SOURCE DATA start
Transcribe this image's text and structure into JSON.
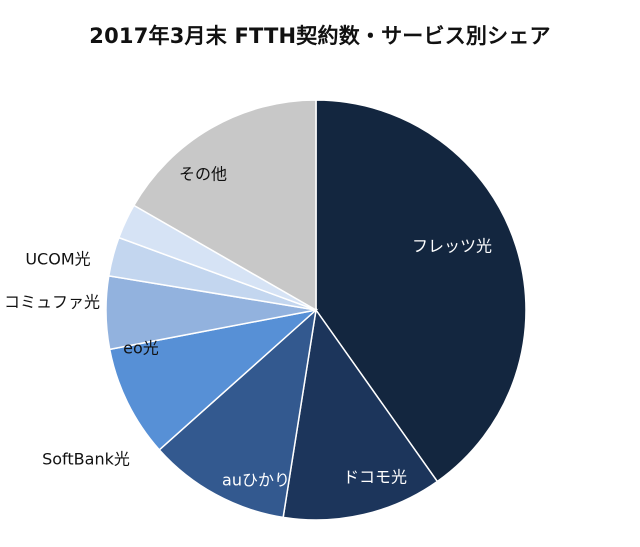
{
  "title": "2017年3月末 FTTH契約数・サービス別シェア",
  "chart_data": {
    "type": "pie",
    "title": "2017年3月末 FTTH契約数・サービス別シェア",
    "start_angle_deg": 0,
    "direction": "clockwise",
    "slices": [
      {
        "label": "フレッツ光",
        "value": 40.2,
        "color": "#13263f",
        "label_color": "#ffffff",
        "label_inside": true
      },
      {
        "label": "ドコモ光",
        "value": 12.3,
        "color": "#1c355b",
        "label_color": "#ffffff",
        "label_inside": true
      },
      {
        "label": "auひかり",
        "value": 10.9,
        "color": "#33598f",
        "label_color": "#ffffff",
        "label_inside": true
      },
      {
        "label": "SoftBank光",
        "value": 8.6,
        "color": "#5790d6",
        "label_color": "#111111",
        "label_inside": false
      },
      {
        "label": "eo光",
        "value": 5.6,
        "color": "#92b2de",
        "label_color": "#111111",
        "label_inside": true
      },
      {
        "label": "コミュファ光",
        "value": 3.0,
        "color": "#c3d6ef",
        "label_color": "#111111",
        "label_inside": false
      },
      {
        "label": "UCOM光",
        "value": 2.7,
        "color": "#d6e3f5",
        "label_color": "#111111",
        "label_inside": false
      },
      {
        "label": "その他",
        "value": 16.7,
        "color": "#c8c8c8",
        "label_color": "#111111",
        "label_inside": true
      }
    ]
  }
}
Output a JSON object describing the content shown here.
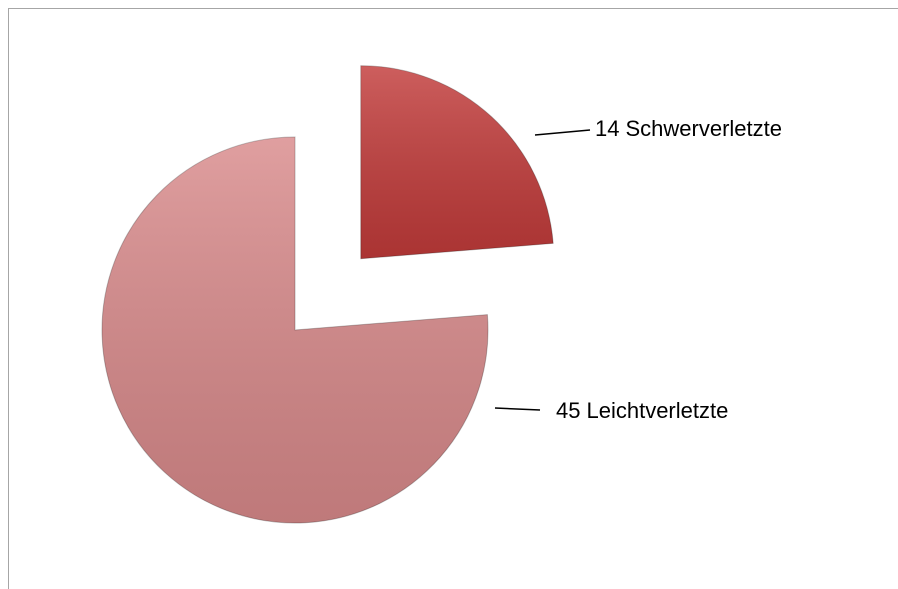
{
  "chart_data": {
    "type": "pie",
    "categories": [
      "Schwerverletzte",
      "Leichtverletzte"
    ],
    "values": [
      14,
      45
    ],
    "colors": [
      "#c23b3a",
      "#d98a8b"
    ],
    "exploded": [
      true,
      false
    ]
  }
}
SOURCE DATA end
TASK TO COMPLETE: Answer only with how many lines in the records include "サービス別シェア".

THE ANSWER: 2